All records must be quoted exactly. Omit the pictures.

┌────────

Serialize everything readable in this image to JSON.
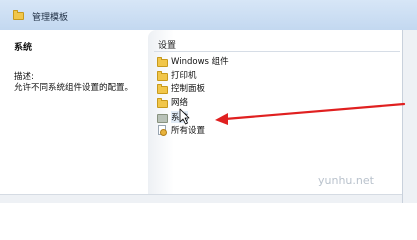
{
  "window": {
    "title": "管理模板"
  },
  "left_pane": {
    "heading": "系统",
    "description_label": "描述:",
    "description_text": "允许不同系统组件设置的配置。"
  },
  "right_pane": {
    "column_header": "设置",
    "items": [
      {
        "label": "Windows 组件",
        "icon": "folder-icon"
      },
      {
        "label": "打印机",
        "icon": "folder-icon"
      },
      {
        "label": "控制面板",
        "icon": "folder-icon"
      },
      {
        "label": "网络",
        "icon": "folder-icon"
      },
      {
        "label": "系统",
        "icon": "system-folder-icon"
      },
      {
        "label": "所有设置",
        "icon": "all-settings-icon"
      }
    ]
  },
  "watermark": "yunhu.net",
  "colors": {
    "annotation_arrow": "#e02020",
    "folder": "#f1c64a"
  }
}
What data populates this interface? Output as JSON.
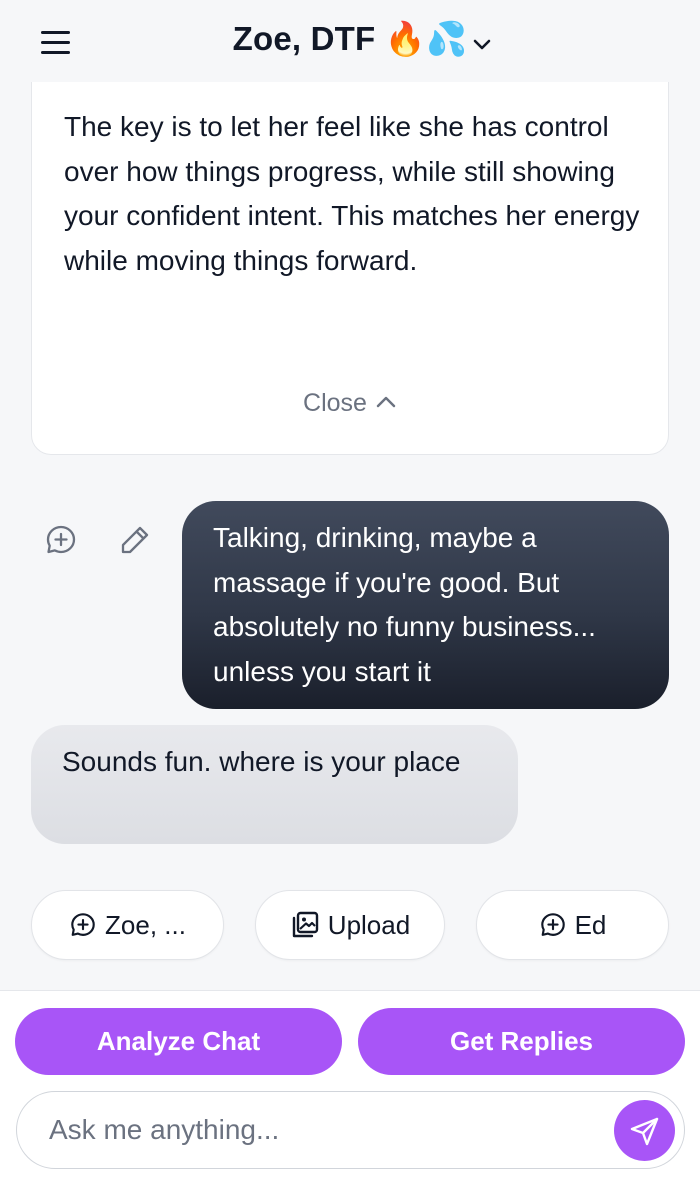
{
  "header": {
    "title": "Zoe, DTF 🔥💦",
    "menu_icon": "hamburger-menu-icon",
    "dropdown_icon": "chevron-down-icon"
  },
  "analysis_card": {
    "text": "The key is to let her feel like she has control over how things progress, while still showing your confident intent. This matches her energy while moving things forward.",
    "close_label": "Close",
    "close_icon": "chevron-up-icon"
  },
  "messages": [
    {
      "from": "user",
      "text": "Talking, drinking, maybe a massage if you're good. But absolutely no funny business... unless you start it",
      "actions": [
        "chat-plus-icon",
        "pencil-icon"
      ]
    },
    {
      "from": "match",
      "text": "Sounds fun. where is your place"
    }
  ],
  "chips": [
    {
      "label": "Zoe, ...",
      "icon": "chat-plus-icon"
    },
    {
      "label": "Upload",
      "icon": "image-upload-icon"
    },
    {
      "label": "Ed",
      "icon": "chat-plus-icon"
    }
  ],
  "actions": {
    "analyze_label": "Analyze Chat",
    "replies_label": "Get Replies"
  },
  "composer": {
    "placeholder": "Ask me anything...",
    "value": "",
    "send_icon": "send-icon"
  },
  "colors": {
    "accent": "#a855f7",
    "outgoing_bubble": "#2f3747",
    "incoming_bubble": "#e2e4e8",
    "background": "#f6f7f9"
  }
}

└────────

▸ REPLY TO THE EXERCISE
Serialize everything readable in this image to JSON.
{
  "window": {
    "title": "管理模板"
  },
  "left_pane": {
    "heading": "系统",
    "description_label": "描述:",
    "description_text": "允许不同系统组件设置的配置。"
  },
  "right_pane": {
    "column_header": "设置",
    "items": [
      {
        "label": "Windows 组件",
        "icon": "folder-icon"
      },
      {
        "label": "打印机",
        "icon": "folder-icon"
      },
      {
        "label": "控制面板",
        "icon": "folder-icon"
      },
      {
        "label": "网络",
        "icon": "folder-icon"
      },
      {
        "label": "系统",
        "icon": "system-folder-icon"
      },
      {
        "label": "所有设置",
        "icon": "all-settings-icon"
      }
    ]
  },
  "watermark": "yunhu.net",
  "colors": {
    "annotation_arrow": "#e02020",
    "folder": "#f1c64a"
  }
}
What data populates this interface? Output as JSON.
{
  "header": {
    "title": "Zoe, DTF 🔥💦",
    "menu_icon": "hamburger-menu-icon",
    "dropdown_icon": "chevron-down-icon"
  },
  "analysis_card": {
    "text": "The key is to let her feel like she has control over how things progress, while still showing your confident intent. This matches her energy while moving things forward.",
    "close_label": "Close",
    "close_icon": "chevron-up-icon"
  },
  "messages": [
    {
      "from": "user",
      "text": "Talking, drinking, maybe a massage if you're good. But absolutely no funny business... unless you start it",
      "actions": [
        "chat-plus-icon",
        "pencil-icon"
      ]
    },
    {
      "from": "match",
      "text": "Sounds fun. where is your place"
    }
  ],
  "chips": [
    {
      "label": "Zoe, ...",
      "icon": "chat-plus-icon"
    },
    {
      "label": "Upload",
      "icon": "image-upload-icon"
    },
    {
      "label": "Ed",
      "icon": "chat-plus-icon"
    }
  ],
  "actions": {
    "analyze_label": "Analyze Chat",
    "replies_label": "Get Replies"
  },
  "composer": {
    "placeholder": "Ask me anything...",
    "value": "",
    "send_icon": "send-icon"
  },
  "colors": {
    "accent": "#a855f7",
    "outgoing_bubble": "#2f3747",
    "incoming_bubble": "#e2e4e8",
    "background": "#f6f7f9"
  }
}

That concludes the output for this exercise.